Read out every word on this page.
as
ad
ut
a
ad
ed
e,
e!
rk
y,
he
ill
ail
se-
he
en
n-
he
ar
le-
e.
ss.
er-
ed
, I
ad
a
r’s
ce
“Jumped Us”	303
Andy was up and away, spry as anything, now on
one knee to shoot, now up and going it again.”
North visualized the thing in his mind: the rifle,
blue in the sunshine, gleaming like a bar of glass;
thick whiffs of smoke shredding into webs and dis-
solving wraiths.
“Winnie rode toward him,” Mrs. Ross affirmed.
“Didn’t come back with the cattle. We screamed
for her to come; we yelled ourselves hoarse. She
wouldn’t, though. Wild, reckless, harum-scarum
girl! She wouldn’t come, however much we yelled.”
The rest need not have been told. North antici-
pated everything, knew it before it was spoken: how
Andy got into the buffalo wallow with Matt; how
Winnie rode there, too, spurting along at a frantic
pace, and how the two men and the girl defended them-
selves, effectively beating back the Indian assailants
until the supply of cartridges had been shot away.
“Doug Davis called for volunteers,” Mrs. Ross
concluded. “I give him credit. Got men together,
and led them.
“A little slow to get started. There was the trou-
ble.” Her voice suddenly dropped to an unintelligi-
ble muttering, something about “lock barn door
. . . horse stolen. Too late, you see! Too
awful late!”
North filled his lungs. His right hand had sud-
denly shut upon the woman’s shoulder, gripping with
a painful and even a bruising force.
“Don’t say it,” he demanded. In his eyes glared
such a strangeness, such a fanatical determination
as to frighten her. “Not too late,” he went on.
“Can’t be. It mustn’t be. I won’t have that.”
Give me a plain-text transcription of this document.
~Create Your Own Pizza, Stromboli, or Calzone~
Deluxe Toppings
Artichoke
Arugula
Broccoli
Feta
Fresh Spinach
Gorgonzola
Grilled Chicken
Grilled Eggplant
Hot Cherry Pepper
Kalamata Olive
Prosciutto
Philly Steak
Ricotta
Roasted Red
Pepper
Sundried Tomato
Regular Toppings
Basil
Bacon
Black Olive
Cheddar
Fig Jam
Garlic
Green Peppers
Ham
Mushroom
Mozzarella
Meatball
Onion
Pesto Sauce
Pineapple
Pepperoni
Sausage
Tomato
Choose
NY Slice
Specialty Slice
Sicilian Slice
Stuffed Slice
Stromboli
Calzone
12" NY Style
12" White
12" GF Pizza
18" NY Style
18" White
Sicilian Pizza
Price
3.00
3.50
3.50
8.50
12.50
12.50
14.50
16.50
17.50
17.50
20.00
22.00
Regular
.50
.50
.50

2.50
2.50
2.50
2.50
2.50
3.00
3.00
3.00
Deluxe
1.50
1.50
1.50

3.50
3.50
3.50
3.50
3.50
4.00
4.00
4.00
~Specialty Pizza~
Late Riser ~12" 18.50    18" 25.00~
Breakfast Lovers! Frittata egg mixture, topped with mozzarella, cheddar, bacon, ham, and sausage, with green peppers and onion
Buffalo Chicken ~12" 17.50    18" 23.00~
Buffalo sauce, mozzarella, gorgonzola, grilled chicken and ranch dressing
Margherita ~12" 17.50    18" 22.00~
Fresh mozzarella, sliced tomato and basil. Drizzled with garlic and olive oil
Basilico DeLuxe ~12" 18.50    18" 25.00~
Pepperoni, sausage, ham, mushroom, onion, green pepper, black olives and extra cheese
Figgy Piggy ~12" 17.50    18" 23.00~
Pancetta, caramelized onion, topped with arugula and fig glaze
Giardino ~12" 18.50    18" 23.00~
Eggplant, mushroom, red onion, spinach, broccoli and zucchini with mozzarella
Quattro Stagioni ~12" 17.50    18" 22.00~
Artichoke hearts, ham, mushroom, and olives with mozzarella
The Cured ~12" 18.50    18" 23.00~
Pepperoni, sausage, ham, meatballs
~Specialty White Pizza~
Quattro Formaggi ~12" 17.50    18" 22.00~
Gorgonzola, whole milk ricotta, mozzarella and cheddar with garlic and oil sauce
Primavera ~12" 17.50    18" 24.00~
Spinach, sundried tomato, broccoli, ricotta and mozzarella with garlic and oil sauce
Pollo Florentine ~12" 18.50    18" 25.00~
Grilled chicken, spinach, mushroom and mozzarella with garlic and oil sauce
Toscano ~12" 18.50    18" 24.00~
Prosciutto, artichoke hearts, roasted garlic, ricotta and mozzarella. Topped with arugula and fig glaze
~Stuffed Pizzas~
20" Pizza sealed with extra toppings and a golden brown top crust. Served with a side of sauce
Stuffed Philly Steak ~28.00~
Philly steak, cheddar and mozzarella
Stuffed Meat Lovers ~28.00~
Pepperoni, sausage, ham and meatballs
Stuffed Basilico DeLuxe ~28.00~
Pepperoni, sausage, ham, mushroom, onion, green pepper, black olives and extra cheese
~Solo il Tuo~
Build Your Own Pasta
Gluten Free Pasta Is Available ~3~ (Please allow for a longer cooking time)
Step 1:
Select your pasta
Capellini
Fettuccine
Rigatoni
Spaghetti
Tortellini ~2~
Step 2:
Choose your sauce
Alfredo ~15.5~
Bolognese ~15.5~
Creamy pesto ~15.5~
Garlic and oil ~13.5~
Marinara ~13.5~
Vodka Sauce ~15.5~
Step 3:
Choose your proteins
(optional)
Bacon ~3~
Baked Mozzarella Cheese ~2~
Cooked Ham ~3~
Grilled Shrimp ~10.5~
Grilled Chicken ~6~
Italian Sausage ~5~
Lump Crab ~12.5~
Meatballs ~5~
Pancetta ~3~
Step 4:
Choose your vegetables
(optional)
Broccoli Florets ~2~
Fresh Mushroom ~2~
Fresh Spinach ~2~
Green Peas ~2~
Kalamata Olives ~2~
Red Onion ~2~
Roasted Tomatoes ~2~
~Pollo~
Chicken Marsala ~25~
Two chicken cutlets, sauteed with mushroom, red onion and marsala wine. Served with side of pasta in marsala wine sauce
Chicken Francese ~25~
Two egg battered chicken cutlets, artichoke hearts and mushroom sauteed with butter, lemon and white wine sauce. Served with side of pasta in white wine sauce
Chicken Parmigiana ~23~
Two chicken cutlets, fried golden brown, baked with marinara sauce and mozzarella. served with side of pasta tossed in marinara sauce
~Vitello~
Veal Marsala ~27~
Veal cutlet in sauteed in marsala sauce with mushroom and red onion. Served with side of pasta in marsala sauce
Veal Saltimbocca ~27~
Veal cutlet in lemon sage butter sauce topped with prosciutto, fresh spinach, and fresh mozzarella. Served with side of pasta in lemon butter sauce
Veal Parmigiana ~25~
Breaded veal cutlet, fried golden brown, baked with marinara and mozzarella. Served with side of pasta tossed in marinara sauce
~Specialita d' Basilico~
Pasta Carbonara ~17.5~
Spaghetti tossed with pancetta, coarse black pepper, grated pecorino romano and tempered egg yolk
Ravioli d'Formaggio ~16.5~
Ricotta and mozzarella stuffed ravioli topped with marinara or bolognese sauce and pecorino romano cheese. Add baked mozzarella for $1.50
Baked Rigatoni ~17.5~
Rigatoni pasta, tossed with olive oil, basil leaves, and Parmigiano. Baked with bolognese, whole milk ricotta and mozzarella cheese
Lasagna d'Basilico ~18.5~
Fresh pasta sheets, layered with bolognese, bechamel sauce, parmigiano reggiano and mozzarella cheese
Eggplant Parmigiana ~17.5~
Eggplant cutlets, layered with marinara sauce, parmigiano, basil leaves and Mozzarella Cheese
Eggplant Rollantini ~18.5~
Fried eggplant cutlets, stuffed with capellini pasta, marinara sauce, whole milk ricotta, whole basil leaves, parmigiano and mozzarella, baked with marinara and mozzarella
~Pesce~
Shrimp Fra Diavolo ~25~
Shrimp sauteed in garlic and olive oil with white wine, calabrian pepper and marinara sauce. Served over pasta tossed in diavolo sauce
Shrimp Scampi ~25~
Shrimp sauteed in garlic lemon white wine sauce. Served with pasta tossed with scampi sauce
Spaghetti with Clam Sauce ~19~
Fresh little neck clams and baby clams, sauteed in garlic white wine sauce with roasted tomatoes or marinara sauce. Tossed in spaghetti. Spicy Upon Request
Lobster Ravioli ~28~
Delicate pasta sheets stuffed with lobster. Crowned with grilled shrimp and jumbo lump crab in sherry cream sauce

+---+

TASK BRIEF: Check each line of the data for "Ross". Copy the lines where it turns up.

SOLUTION TO THE PROBLEM:
“Winnie rode toward him,” Mrs. Ross affirmed.
“Doug Davis called for volunteers,” Mrs. Ross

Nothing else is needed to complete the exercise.